▶ **Records**:
---

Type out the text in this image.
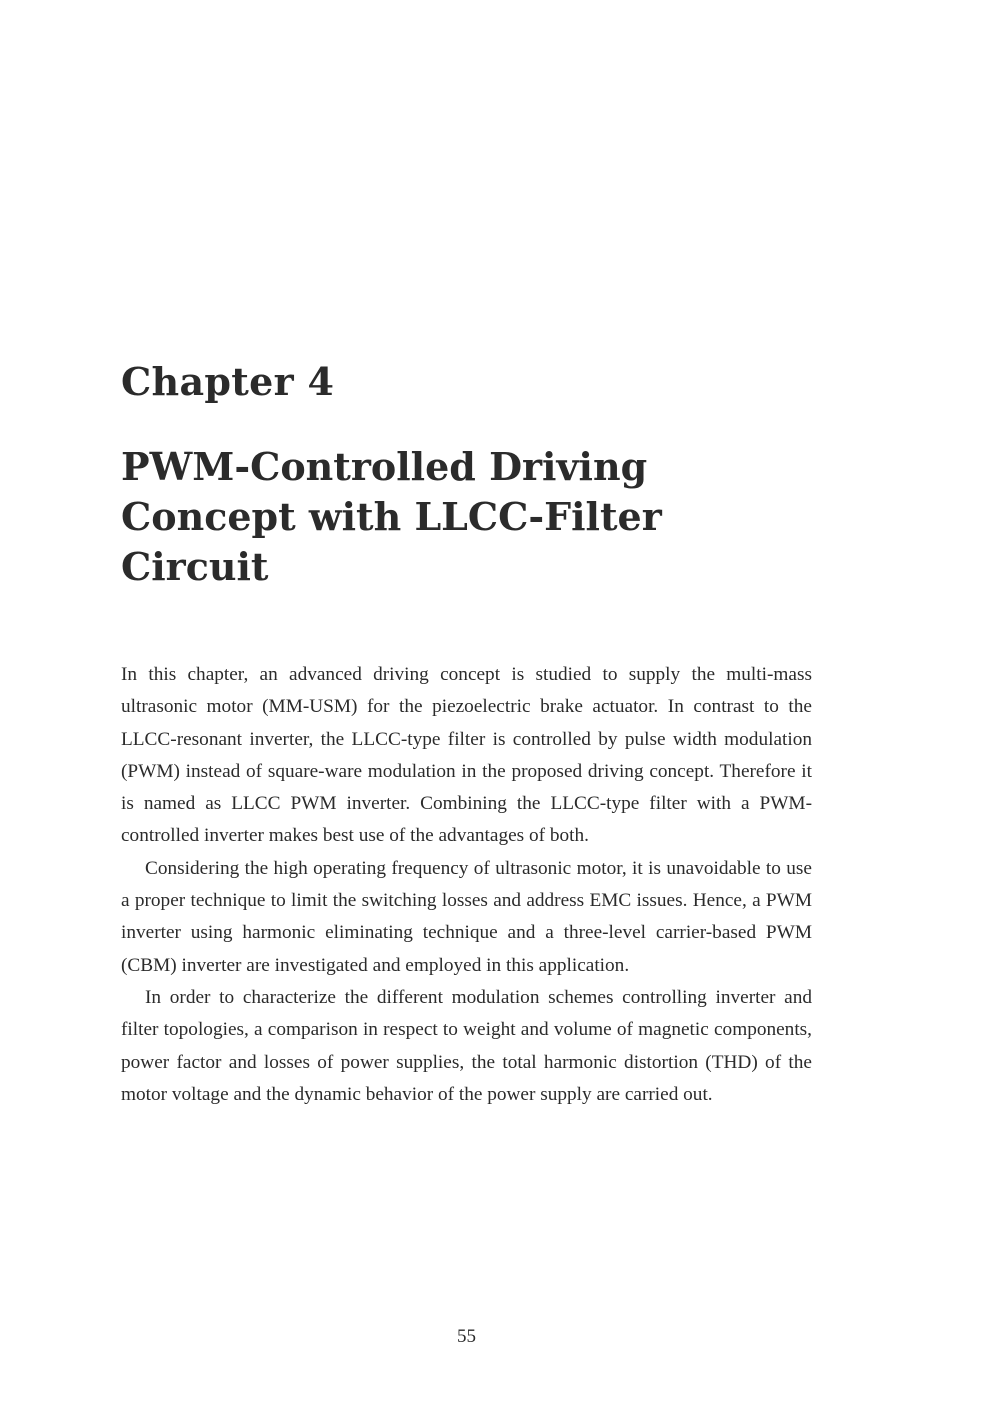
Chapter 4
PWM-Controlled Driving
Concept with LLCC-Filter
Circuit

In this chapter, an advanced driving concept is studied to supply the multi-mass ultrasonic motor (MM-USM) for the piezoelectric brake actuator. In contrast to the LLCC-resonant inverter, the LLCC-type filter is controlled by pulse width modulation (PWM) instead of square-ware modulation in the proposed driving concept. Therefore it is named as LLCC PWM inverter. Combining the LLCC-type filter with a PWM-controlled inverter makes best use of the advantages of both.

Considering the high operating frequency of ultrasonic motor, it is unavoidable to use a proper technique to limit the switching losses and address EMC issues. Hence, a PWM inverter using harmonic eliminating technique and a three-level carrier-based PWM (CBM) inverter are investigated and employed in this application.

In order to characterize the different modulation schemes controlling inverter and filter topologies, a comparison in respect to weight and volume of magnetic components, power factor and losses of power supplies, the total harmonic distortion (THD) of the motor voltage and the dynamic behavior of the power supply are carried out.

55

---

▶ **Given problem**:
Restate each entry word for word, leaving out any pictures.

▶ **Reply to the exercise**:
Type out the text in this image.
Chapter 4
PWM-Controlled Driving
Concept with LLCC-Filter
Circuit

In this chapter, an advanced driving concept is studied to supply the multi-mass ultrasonic motor (MM-USM) for the piezoelectric brake actuator. In contrast to the LLCC-resonant inverter, the LLCC-type filter is controlled by pulse width modulation (PWM) instead of square-ware modulation in the proposed driving concept. Therefore it is named as LLCC PWM inverter. Combining the LLCC-type filter with a PWM-controlled inverter makes best use of the advantages of both.

Considering the high operating frequency of ultrasonic motor, it is unavoidable to use a proper technique to limit the switching losses and address EMC issues. Hence, a PWM inverter using harmonic eliminating technique and a three-level carrier-based PWM (CBM) inverter are investigated and employed in this application.

In order to characterize the different modulation schemes controlling inverter and filter topologies, a comparison in respect to weight and volume of magnetic components, power factor and losses of power supplies, the total harmonic distortion (THD) of the motor voltage and the dynamic behavior of the power supply are carried out.

55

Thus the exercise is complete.